Extracted data entries
⁂
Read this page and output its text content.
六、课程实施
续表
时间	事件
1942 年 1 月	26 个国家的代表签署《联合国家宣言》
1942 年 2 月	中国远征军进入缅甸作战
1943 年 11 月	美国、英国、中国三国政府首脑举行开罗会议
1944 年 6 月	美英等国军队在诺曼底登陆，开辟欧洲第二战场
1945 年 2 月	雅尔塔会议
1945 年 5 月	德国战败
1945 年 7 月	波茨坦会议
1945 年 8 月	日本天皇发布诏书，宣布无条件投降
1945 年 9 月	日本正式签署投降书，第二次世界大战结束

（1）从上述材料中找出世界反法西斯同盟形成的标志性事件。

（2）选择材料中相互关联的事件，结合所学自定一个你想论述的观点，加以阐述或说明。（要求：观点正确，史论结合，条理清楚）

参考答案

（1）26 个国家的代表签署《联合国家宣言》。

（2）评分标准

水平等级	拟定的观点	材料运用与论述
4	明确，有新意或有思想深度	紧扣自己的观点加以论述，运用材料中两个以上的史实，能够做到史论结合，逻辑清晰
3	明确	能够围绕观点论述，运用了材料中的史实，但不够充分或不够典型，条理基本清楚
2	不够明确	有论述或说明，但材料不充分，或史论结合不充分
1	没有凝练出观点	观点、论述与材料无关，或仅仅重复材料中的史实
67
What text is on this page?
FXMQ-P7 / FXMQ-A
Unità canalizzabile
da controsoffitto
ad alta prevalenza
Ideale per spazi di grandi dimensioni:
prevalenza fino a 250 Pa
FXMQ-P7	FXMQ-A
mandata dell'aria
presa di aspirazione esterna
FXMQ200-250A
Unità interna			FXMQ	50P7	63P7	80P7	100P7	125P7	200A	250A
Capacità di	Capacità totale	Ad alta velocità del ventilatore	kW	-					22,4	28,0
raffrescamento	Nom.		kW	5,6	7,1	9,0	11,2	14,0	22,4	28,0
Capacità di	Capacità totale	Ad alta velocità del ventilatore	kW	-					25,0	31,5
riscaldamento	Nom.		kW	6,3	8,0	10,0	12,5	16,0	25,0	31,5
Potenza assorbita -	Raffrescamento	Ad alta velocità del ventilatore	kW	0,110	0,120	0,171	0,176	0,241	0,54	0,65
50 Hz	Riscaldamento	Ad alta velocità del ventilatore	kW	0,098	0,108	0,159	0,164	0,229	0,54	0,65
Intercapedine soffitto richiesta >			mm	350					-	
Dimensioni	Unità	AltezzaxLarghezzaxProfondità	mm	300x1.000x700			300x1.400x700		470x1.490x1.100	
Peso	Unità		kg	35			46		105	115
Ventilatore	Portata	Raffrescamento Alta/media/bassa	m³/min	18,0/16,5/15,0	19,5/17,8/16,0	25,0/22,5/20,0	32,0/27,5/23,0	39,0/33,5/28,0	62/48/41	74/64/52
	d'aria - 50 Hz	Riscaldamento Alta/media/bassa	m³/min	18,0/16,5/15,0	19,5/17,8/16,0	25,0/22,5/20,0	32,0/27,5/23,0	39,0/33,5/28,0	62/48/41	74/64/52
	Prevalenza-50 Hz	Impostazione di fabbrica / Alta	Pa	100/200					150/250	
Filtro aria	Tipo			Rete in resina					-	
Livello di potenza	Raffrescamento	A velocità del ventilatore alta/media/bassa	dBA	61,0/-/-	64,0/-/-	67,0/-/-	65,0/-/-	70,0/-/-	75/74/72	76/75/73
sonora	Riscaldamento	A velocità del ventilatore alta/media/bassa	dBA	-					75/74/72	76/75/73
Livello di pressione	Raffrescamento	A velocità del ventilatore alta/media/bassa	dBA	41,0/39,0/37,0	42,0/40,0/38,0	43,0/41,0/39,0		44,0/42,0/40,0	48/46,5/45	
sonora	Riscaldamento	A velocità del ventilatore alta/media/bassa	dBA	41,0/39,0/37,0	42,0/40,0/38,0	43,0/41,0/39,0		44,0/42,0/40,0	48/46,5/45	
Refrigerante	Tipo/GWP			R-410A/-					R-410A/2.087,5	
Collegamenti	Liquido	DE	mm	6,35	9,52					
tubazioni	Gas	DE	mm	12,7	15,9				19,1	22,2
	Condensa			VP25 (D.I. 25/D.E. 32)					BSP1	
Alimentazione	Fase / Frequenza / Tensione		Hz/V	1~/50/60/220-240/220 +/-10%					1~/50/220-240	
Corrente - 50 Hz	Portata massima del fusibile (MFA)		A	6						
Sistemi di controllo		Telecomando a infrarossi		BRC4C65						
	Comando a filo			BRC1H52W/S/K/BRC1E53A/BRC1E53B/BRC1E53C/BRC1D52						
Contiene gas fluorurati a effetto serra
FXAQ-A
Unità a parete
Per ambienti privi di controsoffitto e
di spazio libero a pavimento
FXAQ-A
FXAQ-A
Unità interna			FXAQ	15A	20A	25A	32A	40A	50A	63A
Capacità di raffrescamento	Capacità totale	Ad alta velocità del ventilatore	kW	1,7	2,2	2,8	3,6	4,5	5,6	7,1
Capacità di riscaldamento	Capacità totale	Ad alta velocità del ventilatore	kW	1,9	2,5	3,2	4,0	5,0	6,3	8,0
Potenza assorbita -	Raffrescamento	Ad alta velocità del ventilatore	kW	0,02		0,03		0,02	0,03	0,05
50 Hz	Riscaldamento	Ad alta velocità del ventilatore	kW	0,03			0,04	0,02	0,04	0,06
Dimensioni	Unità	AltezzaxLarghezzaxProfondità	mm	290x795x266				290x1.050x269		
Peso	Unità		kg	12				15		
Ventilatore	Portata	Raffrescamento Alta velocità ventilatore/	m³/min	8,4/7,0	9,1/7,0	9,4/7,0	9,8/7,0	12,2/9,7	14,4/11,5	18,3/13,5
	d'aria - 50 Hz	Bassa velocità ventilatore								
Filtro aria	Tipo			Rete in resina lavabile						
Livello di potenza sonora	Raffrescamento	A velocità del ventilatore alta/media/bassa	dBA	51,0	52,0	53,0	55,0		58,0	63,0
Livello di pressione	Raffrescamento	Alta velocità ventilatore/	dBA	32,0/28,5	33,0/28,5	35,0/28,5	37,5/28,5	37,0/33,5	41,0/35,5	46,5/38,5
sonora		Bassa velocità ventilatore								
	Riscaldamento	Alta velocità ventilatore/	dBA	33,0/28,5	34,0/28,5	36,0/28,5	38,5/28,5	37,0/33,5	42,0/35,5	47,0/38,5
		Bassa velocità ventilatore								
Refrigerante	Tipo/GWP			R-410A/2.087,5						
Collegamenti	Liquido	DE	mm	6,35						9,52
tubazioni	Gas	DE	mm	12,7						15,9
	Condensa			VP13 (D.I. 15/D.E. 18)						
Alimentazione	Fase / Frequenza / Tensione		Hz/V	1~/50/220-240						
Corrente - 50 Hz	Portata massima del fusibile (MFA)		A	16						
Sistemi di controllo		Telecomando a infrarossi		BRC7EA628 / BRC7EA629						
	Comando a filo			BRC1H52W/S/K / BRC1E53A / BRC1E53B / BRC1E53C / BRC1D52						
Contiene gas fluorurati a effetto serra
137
⁂
## PROMPT
Quote the material exactly, leaving nothing out.

## WRITTEN SOLUTION
Read this page and output its text content.
六、课程实施
续表
时间	事件
1942 年 1 月	26 个国家的代表签署《联合国家宣言》
1942 年 2 月	中国远征军进入缅甸作战
1943 年 11 月	美国、英国、中国三国政府首脑举行开罗会议
1944 年 6 月	美英等国军队在诺曼底登陆，开辟欧洲第二战场
1945 年 2 月	雅尔塔会议
1945 年 5 月	德国战败
1945 年 7 月	波茨坦会议
1945 年 8 月	日本天皇发布诏书，宣布无条件投降
1945 年 9 月	日本正式签署投降书，第二次世界大战结束

（1）从上述材料中找出世界反法西斯同盟形成的标志性事件。

（2）选择材料中相互关联的事件，结合所学自定一个你想论述的观点，加以阐述或说明。（要求：观点正确，史论结合，条理清楚）

参考答案

（1）26 个国家的代表签署《联合国家宣言》。

（2）评分标准

水平等级	拟定的观点	材料运用与论述
4	明确，有新意或有思想深度	紧扣自己的观点加以论述，运用材料中两个以上的史实，能够做到史论结合，逻辑清晰
3	明确	能够围绕观点论述，运用了材料中的史实，但不够充分或不够典型，条理基本清楚
2	不够明确	有论述或说明，但材料不充分，或史论结合不充分
1	没有凝练出观点	观点、论述与材料无关，或仅仅重复材料中的史实
67
What text is on this page?
FXMQ-P7 / FXMQ-A
Unità canalizzabile
da controsoffitto
ad alta prevalenza
Ideale per spazi di grandi dimensioni:
prevalenza fino a 250 Pa
FXMQ-P7	FXMQ-A
mandata dell'aria
presa di aspirazione esterna
FXMQ200-250A
Unità interna			FXMQ	50P7	63P7	80P7	100P7	125P7	200A	250A
Capacità di	Capacità totale	Ad alta velocità del ventilatore	kW	-					22,4	28,0
raffrescamento	Nom.		kW	5,6	7,1	9,0	11,2	14,0	22,4	28,0
Capacità di	Capacità totale	Ad alta velocità del ventilatore	kW	-					25,0	31,5
riscaldamento	Nom.		kW	6,3	8,0	10,0	12,5	16,0	25,0	31,5
Potenza assorbita -	Raffrescamento	Ad alta velocità del ventilatore	kW	0,110	0,120	0,171	0,176	0,241	0,54	0,65
50 Hz	Riscaldamento	Ad alta velocità del ventilatore	kW	0,098	0,108	0,159	0,164	0,229	0,54	0,65
Intercapedine soffitto richiesta >			mm	350					-	
Dimensioni	Unità	AltezzaxLarghezzaxProfondità	mm	300x1.000x700			300x1.400x700		470x1.490x1.100	
Peso	Unità		kg	35			46		105	115
Ventilatore	Portata	Raffrescamento Alta/media/bassa	m³/min	18,0/16,5/15,0	19,5/17,8/16,0	25,0/22,5/20,0	32,0/27,5/23,0	39,0/33,5/28,0	62/48/41	74/64/52
	d'aria - 50 Hz	Riscaldamento Alta/media/bassa	m³/min	18,0/16,5/15,0	19,5/17,8/16,0	25,0/22,5/20,0	32,0/27,5/23,0	39,0/33,5/28,0	62/48/41	74/64/52
	Prevalenza-50 Hz	Impostazione di fabbrica / Alta	Pa	100/200					150/250	
Filtro aria	Tipo			Rete in resina					-	
Livello di potenza	Raffrescamento	A velocità del ventilatore alta/media/bassa	dBA	61,0/-/-	64,0/-/-	67,0/-/-	65,0/-/-	70,0/-/-	75/74/72	76/75/73
sonora	Riscaldamento	A velocità del ventilatore alta/media/bassa	dBA	-					75/74/72	76/75/73
Livello di pressione	Raffrescamento	A velocità del ventilatore alta/media/bassa	dBA	41,0/39,0/37,0	42,0/40,0/38,0	43,0/41,0/39,0		44,0/42,0/40,0	48/46,5/45	
sonora	Riscaldamento	A velocità del ventilatore alta/media/bassa	dBA	41,0/39,0/37,0	42,0/40,0/38,0	43,0/41,0/39,0		44,0/42,0/40,0	48/46,5/45	
Refrigerante	Tipo/GWP			R-410A/-					R-410A/2.087,5	
Collegamenti	Liquido	DE	mm	6,35	9,52					
tubazioni	Gas	DE	mm	12,7	15,9				19,1	22,2
	Condensa			VP25 (D.I. 25/D.E. 32)					BSP1	
Alimentazione	Fase / Frequenza / Tensione		Hz/V	1~/50/60/220-240/220 +/-10%					1~/50/220-240	
Corrente - 50 Hz	Portata massima del fusibile (MFA)		A	6						
Sistemi di controllo		Telecomando a infrarossi		BRC4C65						
	Comando a filo			BRC1H52W/S/K/BRC1E53A/BRC1E53B/BRC1E53C/BRC1D52						
Contiene gas fluorurati a effetto serra
FXAQ-A
Unità a parete
Per ambienti privi di controsoffitto e
di spazio libero a pavimento
FXAQ-A
FXAQ-A
Unità interna			FXAQ	15A	20A	25A	32A	40A	50A	63A
Capacità di raffrescamento	Capacità totale	Ad alta velocità del ventilatore	kW	1,7	2,2	2,8	3,6	4,5	5,6	7,1
Capacità di riscaldamento	Capacità totale	Ad alta velocità del ventilatore	kW	1,9	2,5	3,2	4,0	5,0	6,3	8,0
Potenza assorbita -	Raffrescamento	Ad alta velocità del ventilatore	kW	0,02		0,03		0,02	0,03	0,05
50 Hz	Riscaldamento	Ad alta velocità del ventilatore	kW	0,03			0,04	0,02	0,04	0,06
Dimensioni	Unità	AltezzaxLarghezzaxProfondità	mm	290x795x266				290x1.050x269		
Peso	Unità		kg	12				15		
Ventilatore	Portata	Raffrescamento Alta velocità ventilatore/	m³/min	8,4/7,0	9,1/7,0	9,4/7,0	9,8/7,0	12,2/9,7	14,4/11,5	18,3/13,5
	d'aria - 50 Hz	Bassa velocità ventilatore								
Filtro aria	Tipo			Rete in resina lavabile						
Livello di potenza sonora	Raffrescamento	A velocità del ventilatore alta/media/bassa	dBA	51,0	52,0	53,0	55,0		58,0	63,0
Livello di pressione	Raffrescamento	Alta velocità ventilatore/	dBA	32,0/28,5	33,0/28,5	35,0/28,5	37,5/28,5	37,0/33,5	41,0/35,5	46,5/38,5
sonora		Bassa velocità ventilatore								
	Riscaldamento	Alta velocità ventilatore/	dBA	33,0/28,5	34,0/28,5	36,0/28,5	38,5/28,5	37,0/33,5	42,0/35,5	47,0/38,5
		Bassa velocità ventilatore								
Refrigerante	Tipo/GWP			R-410A/2.087,5						
Collegamenti	Liquido	DE	mm	6,35						9,52
tubazioni	Gas	DE	mm	12,7						15,9
	Condensa			VP13 (D.I. 15/D.E. 18)						
Alimentazione	Fase / Frequenza / Tensione		Hz/V	1~/50/220-240						
Corrente - 50 Hz	Portata massima del fusibile (MFA)		A	16						
Sistemi di controllo		Telecomando a infrarossi		BRC7EA628 / BRC7EA629						
	Comando a filo			BRC1H52W/S/K / BRC1E53A / BRC1E53B / BRC1E53C / BRC1D52						
Contiene gas fluorurati a effetto serra
137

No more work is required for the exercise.